Data for this task:
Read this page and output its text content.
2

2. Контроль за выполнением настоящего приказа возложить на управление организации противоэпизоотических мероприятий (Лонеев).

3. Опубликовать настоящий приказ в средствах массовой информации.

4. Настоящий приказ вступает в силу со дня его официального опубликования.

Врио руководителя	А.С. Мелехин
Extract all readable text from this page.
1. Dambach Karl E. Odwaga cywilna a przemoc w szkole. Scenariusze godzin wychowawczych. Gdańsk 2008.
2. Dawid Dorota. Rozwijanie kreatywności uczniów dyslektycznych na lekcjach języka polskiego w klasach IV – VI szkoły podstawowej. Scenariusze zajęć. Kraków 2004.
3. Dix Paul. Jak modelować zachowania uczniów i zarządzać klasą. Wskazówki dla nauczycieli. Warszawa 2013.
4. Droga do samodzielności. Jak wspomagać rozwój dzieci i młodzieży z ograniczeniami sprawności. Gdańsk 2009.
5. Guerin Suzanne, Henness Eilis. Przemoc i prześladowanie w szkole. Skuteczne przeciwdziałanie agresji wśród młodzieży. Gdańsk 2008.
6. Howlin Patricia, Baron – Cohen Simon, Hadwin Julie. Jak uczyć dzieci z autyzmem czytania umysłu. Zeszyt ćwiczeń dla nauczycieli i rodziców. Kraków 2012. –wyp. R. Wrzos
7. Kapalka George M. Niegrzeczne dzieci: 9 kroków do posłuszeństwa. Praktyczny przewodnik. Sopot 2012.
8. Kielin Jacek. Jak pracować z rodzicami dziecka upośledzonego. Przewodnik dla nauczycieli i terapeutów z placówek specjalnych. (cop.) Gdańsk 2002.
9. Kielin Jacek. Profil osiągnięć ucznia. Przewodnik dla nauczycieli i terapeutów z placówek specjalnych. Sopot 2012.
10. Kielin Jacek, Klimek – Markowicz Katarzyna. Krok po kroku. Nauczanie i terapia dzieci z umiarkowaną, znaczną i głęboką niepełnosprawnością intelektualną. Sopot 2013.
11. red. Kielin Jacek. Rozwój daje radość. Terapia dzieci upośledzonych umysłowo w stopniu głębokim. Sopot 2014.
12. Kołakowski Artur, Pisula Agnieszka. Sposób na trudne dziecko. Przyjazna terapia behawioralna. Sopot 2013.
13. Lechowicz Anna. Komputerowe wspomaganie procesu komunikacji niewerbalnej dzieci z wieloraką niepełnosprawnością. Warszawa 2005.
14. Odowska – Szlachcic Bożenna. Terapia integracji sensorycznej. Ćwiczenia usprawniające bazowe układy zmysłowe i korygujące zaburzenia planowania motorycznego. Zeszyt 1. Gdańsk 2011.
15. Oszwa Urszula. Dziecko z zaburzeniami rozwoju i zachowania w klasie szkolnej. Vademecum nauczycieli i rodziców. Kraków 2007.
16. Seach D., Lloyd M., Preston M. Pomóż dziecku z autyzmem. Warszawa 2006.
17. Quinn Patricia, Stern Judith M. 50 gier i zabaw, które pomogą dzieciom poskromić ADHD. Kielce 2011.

Aim:
The listing above should be transcribed in full, exactly as written.

Correct result:
Read this page and output its text content.
2

2. Контроль за выполнением настоящего приказа возложить на управление организации противоэпизоотических мероприятий (Лонеев).

3. Опубликовать настоящий приказ в средствах массовой информации.

4. Настоящий приказ вступает в силу со дня его официального опубликования.

Врио руководителя	А.С. Мелехин
Extract all readable text from this page.
1. Dambach Karl E. Odwaga cywilna a przemoc w szkole. Scenariusze godzin wychowawczych. Gdańsk 2008.
2. Dawid Dorota. Rozwijanie kreatywności uczniów dyslektycznych na lekcjach języka polskiego w klasach IV – VI szkoły podstawowej. Scenariusze zajęć. Kraków 2004.
3. Dix Paul. Jak modelować zachowania uczniów i zarządzać klasą. Wskazówki dla nauczycieli. Warszawa 2013.
4. Droga do samodzielności. Jak wspomagać rozwój dzieci i młodzieży z ograniczeniami sprawności. Gdańsk 2009.
5. Guerin Suzanne, Henness Eilis. Przemoc i prześladowanie w szkole. Skuteczne przeciwdziałanie agresji wśród młodzieży. Gdańsk 2008.
6. Howlin Patricia, Baron – Cohen Simon, Hadwin Julie. Jak uczyć dzieci z autyzmem czytania umysłu. Zeszyt ćwiczeń dla nauczycieli i rodziców. Kraków 2012. –wyp. R. Wrzos
7. Kapalka George M. Niegrzeczne dzieci: 9 kroków do posłuszeństwa. Praktyczny przewodnik. Sopot 2012.
8. Kielin Jacek. Jak pracować z rodzicami dziecka upośledzonego. Przewodnik dla nauczycieli i terapeutów z placówek specjalnych. (cop.) Gdańsk 2002.
9. Kielin Jacek. Profil osiągnięć ucznia. Przewodnik dla nauczycieli i terapeutów z placówek specjalnych. Sopot 2012.
10. Kielin Jacek, Klimek – Markowicz Katarzyna. Krok po kroku. Nauczanie i terapia dzieci z umiarkowaną, znaczną i głęboką niepełnosprawnością intelektualną. Sopot 2013.
11. red. Kielin Jacek. Rozwój daje radość. Terapia dzieci upośledzonych umysłowo w stopniu głębokim. Sopot 2014.
12. Kołakowski Artur, Pisula Agnieszka. Sposób na trudne dziecko. Przyjazna terapia behawioralna. Sopot 2013.
13. Lechowicz Anna. Komputerowe wspomaganie procesu komunikacji niewerbalnej dzieci z wieloraką niepełnosprawnością. Warszawa 2005.
14. Odowska – Szlachcic Bożenna. Terapia integracji sensorycznej. Ćwiczenia usprawniające bazowe układy zmysłowe i korygujące zaburzenia planowania motorycznego. Zeszyt 1. Gdańsk 2011.
15. Oszwa Urszula. Dziecko z zaburzeniami rozwoju i zachowania w klasie szkolnej. Vademecum nauczycieli i rodziców. Kraków 2007.
16. Seach D., Lloyd M., Preston M. Pomóż dziecku z autyzmem. Warszawa 2006.
17. Quinn Patricia, Stern Judith M. 50 gier i zabaw, które pomogą dzieciom poskromić ADHD. Kielce 2011.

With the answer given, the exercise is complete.